■ EXERCISE MATERIAL ■
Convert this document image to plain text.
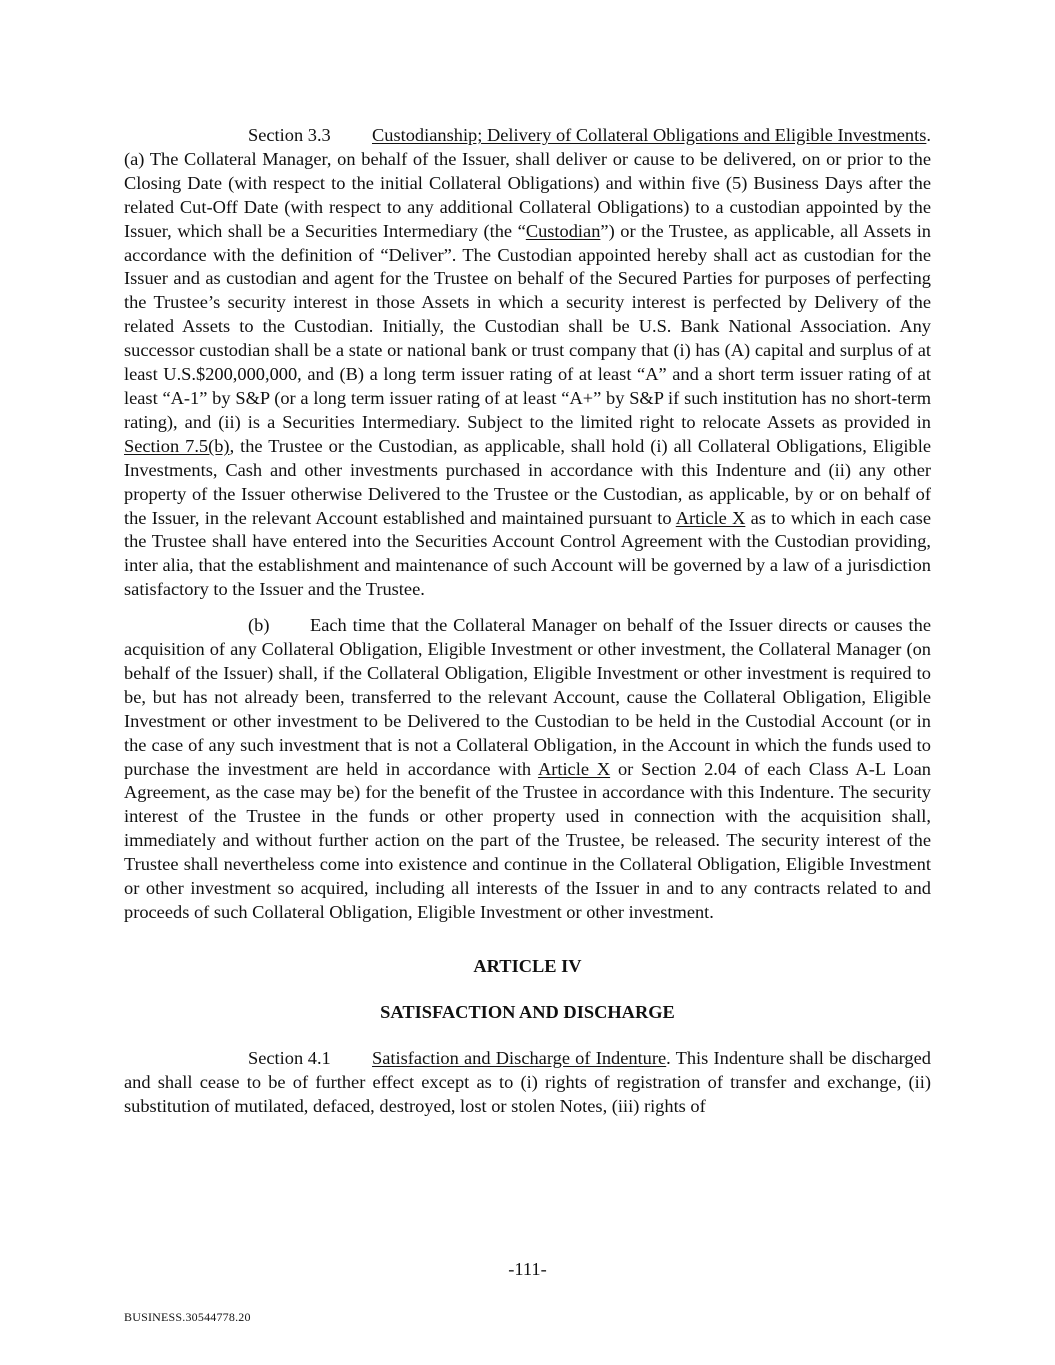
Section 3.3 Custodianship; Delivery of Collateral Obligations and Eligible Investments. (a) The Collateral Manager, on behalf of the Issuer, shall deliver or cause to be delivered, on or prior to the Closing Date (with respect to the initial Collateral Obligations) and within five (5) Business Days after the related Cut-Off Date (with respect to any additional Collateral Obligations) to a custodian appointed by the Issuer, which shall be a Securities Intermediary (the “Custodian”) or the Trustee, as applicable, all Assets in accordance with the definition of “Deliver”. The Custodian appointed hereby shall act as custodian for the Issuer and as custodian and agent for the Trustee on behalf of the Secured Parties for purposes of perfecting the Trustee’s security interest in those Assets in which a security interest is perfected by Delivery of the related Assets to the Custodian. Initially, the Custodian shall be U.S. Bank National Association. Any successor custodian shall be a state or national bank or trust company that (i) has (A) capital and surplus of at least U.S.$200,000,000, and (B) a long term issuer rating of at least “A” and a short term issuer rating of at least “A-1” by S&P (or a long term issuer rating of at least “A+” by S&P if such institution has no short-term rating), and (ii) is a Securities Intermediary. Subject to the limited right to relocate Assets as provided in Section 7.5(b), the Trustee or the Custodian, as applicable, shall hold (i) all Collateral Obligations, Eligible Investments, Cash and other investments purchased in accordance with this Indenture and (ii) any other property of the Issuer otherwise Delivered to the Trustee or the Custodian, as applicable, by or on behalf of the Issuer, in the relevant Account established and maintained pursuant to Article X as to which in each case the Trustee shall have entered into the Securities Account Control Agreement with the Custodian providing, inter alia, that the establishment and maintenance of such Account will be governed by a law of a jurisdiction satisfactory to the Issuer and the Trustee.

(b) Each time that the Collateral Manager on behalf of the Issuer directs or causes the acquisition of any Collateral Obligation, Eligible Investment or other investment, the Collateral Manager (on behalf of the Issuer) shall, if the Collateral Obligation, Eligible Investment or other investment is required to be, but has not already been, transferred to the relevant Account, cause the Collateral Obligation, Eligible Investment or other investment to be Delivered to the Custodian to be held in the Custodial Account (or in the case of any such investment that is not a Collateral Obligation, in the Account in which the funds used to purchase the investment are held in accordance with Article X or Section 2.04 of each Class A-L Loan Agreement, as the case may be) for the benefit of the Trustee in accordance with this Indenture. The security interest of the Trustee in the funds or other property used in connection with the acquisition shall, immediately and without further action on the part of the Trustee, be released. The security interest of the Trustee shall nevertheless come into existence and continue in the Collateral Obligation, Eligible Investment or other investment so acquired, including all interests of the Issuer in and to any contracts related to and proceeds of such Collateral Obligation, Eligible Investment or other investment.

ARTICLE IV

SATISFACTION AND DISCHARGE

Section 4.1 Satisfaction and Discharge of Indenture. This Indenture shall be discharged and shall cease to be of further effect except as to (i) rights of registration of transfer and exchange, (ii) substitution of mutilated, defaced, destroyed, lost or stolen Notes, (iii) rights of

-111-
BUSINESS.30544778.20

■ DIRECTION ■
Repeat the records above verbatim, with no pictures in the result.

■ EXPECTED ANSWER ■
Convert this document image to plain text.
Section 3.3 Custodianship; Delivery of Collateral Obligations and Eligible Investments. (a) The Collateral Manager, on behalf of the Issuer, shall deliver or cause to be delivered, on or prior to the Closing Date (with respect to the initial Collateral Obligations) and within five (5) Business Days after the related Cut-Off Date (with respect to any additional Collateral Obligations) to a custodian appointed by the Issuer, which shall be a Securities Intermediary (the “Custodian”) or the Trustee, as applicable, all Assets in accordance with the definition of “Deliver”. The Custodian appointed hereby shall act as custodian for the Issuer and as custodian and agent for the Trustee on behalf of the Secured Parties for purposes of perfecting the Trustee’s security interest in those Assets in which a security interest is perfected by Delivery of the related Assets to the Custodian. Initially, the Custodian shall be U.S. Bank National Association. Any successor custodian shall be a state or national bank or trust company that (i) has (A) capital and surplus of at least U.S.$200,000,000, and (B) a long term issuer rating of at least “A” and a short term issuer rating of at least “A-1” by S&P (or a long term issuer rating of at least “A+” by S&P if such institution has no short-term rating), and (ii) is a Securities Intermediary. Subject to the limited right to relocate Assets as provided in Section 7.5(b), the Trustee or the Custodian, as applicable, shall hold (i) all Collateral Obligations, Eligible Investments, Cash and other investments purchased in accordance with this Indenture and (ii) any other property of the Issuer otherwise Delivered to the Trustee or the Custodian, as applicable, by or on behalf of the Issuer, in the relevant Account established and maintained pursuant to Article X as to which in each case the Trustee shall have entered into the Securities Account Control Agreement with the Custodian providing, inter alia, that the establishment and maintenance of such Account will be governed by a law of a jurisdiction satisfactory to the Issuer and the Trustee.

(b) Each time that the Collateral Manager on behalf of the Issuer directs or causes the acquisition of any Collateral Obligation, Eligible Investment or other investment, the Collateral Manager (on behalf of the Issuer) shall, if the Collateral Obligation, Eligible Investment or other investment is required to be, but has not already been, transferred to the relevant Account, cause the Collateral Obligation, Eligible Investment or other investment to be Delivered to the Custodian to be held in the Custodial Account (or in the case of any such investment that is not a Collateral Obligation, in the Account in which the funds used to purchase the investment are held in accordance with Article X or Section 2.04 of each Class A-L Loan Agreement, as the case may be) for the benefit of the Trustee in accordance with this Indenture. The security interest of the Trustee in the funds or other property used in connection with the acquisition shall, immediately and without further action on the part of the Trustee, be released. The security interest of the Trustee shall nevertheless come into existence and continue in the Collateral Obligation, Eligible Investment or other investment so acquired, including all interests of the Issuer in and to any contracts related to and proceeds of such Collateral Obligation, Eligible Investment or other investment.

ARTICLE IV

SATISFACTION AND DISCHARGE

Section 4.1 Satisfaction and Discharge of Indenture. This Indenture shall be discharged and shall cease to be of further effect except as to (i) rights of registration of transfer and exchange, (ii) substitution of mutilated, defaced, destroyed, lost or stolen Notes, (iii) rights of

-111-
BUSINESS.30544778.20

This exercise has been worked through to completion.